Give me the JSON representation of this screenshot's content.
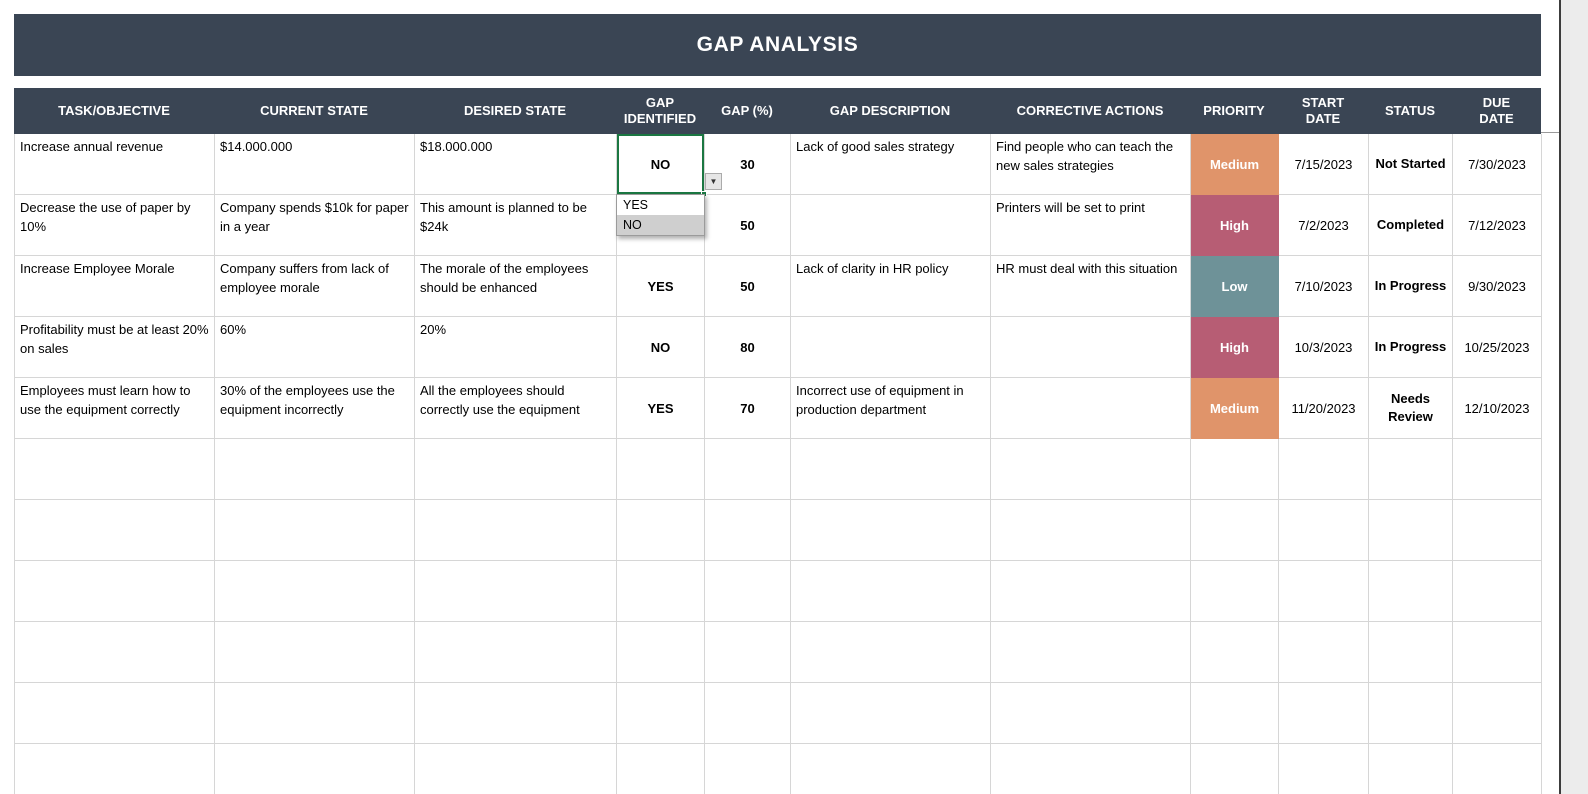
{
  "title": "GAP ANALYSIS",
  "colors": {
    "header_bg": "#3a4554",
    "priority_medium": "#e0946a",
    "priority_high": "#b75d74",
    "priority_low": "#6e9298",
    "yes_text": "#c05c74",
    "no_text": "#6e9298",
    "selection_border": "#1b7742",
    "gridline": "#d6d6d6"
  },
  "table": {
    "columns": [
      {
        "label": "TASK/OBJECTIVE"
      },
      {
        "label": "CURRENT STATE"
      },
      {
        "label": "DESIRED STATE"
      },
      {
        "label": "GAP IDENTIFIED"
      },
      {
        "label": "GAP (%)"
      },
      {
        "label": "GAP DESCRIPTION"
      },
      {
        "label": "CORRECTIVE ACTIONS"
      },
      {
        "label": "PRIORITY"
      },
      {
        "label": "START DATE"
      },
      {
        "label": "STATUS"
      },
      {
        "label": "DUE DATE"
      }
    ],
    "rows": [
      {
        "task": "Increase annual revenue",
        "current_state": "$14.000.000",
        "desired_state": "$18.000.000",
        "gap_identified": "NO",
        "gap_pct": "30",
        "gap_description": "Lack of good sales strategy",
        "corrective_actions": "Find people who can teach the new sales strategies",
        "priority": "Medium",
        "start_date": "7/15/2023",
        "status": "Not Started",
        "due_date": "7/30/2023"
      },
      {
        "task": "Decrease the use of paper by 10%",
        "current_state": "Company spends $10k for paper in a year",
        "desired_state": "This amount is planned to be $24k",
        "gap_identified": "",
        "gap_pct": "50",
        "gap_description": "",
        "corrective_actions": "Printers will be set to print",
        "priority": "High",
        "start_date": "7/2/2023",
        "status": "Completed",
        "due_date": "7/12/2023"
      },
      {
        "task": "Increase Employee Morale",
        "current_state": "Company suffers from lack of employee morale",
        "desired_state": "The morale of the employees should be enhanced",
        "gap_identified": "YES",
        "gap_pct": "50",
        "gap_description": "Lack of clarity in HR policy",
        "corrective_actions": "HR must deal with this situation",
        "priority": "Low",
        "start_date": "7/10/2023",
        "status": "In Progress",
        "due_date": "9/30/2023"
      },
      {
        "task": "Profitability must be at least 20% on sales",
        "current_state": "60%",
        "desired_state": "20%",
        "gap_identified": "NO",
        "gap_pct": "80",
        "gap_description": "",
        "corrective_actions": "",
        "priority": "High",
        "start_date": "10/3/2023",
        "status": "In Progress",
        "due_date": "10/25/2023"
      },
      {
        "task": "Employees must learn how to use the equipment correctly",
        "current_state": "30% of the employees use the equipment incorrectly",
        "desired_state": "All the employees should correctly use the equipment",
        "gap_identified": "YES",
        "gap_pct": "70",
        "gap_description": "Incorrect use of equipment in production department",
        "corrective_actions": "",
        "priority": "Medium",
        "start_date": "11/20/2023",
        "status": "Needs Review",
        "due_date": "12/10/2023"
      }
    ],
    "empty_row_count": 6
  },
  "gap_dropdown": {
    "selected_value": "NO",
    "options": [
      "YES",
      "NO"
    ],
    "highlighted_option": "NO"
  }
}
++++++++++
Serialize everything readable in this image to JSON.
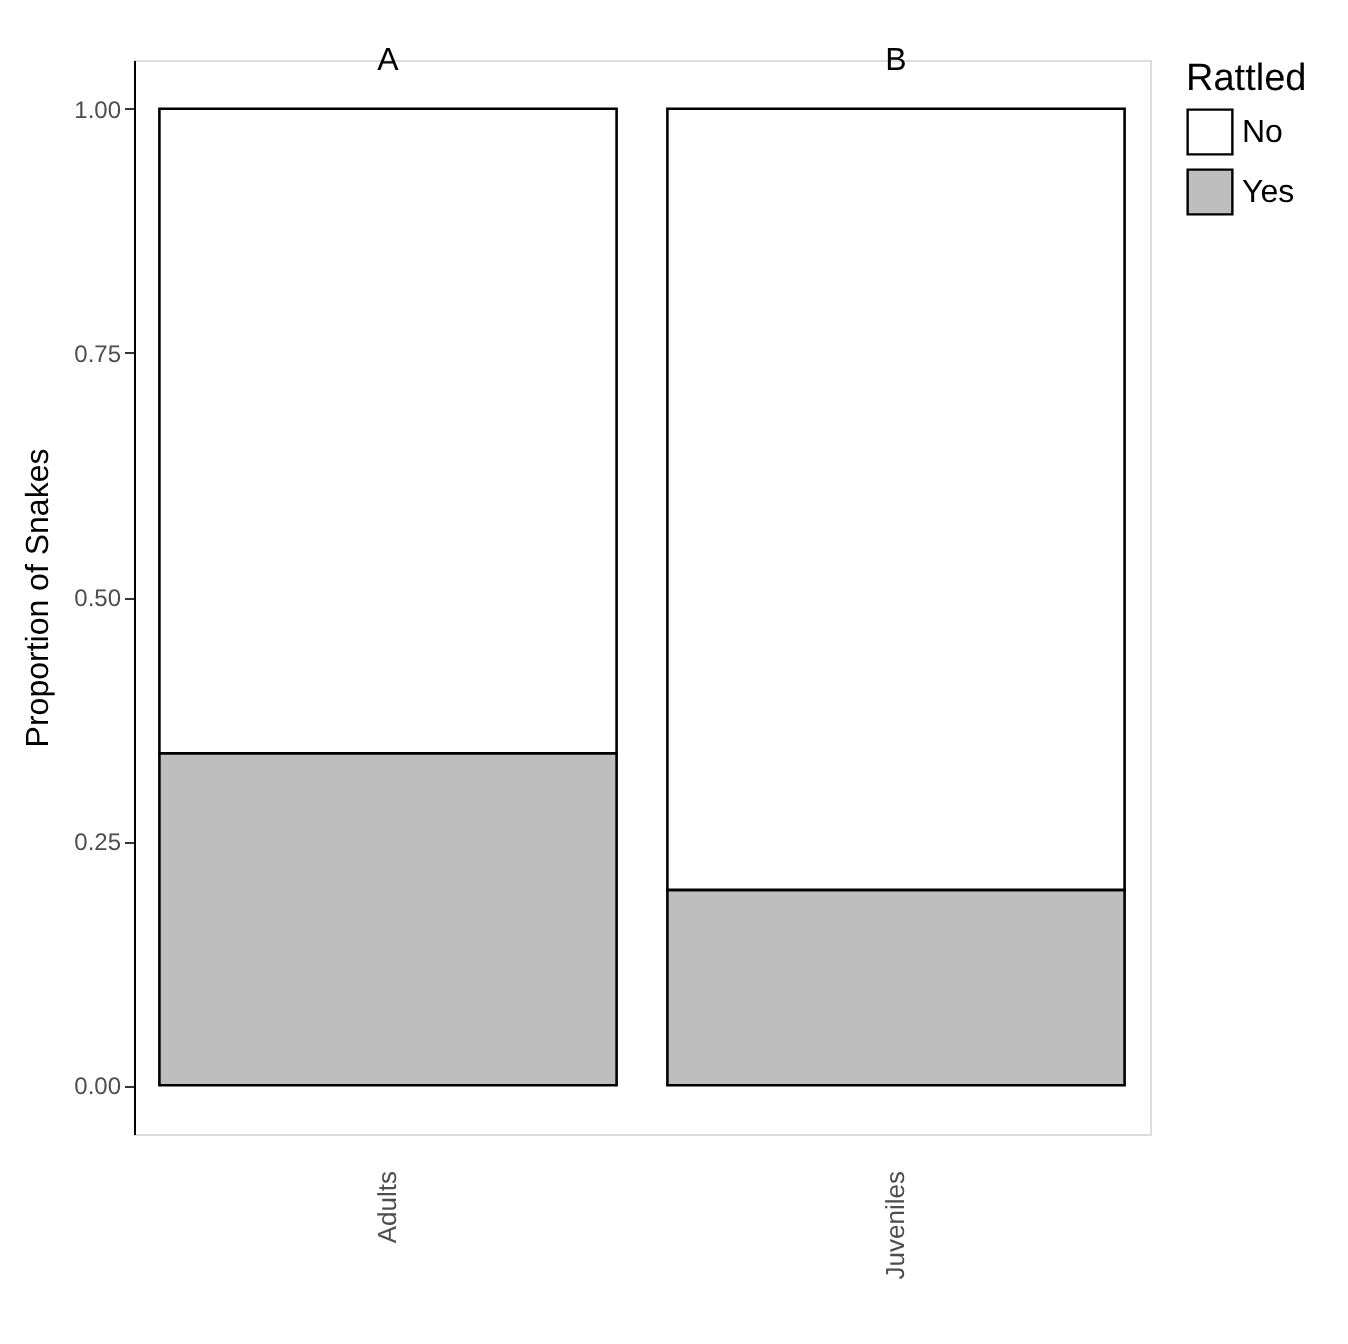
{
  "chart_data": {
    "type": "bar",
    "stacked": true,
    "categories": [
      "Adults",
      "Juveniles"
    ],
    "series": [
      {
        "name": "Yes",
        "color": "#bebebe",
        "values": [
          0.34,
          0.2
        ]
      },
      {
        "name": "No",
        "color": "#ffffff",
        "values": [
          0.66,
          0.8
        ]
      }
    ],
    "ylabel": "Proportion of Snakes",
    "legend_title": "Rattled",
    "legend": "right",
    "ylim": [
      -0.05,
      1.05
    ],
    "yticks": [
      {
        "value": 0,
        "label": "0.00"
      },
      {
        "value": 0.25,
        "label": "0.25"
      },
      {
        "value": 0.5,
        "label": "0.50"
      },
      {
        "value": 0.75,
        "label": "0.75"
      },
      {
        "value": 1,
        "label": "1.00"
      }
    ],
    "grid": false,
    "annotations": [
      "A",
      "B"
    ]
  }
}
++++++++++
List every line above that contains the word "JSON".

Give me the JSON representation of this screenshot's content.
Serialize everything readable in this image to JSON.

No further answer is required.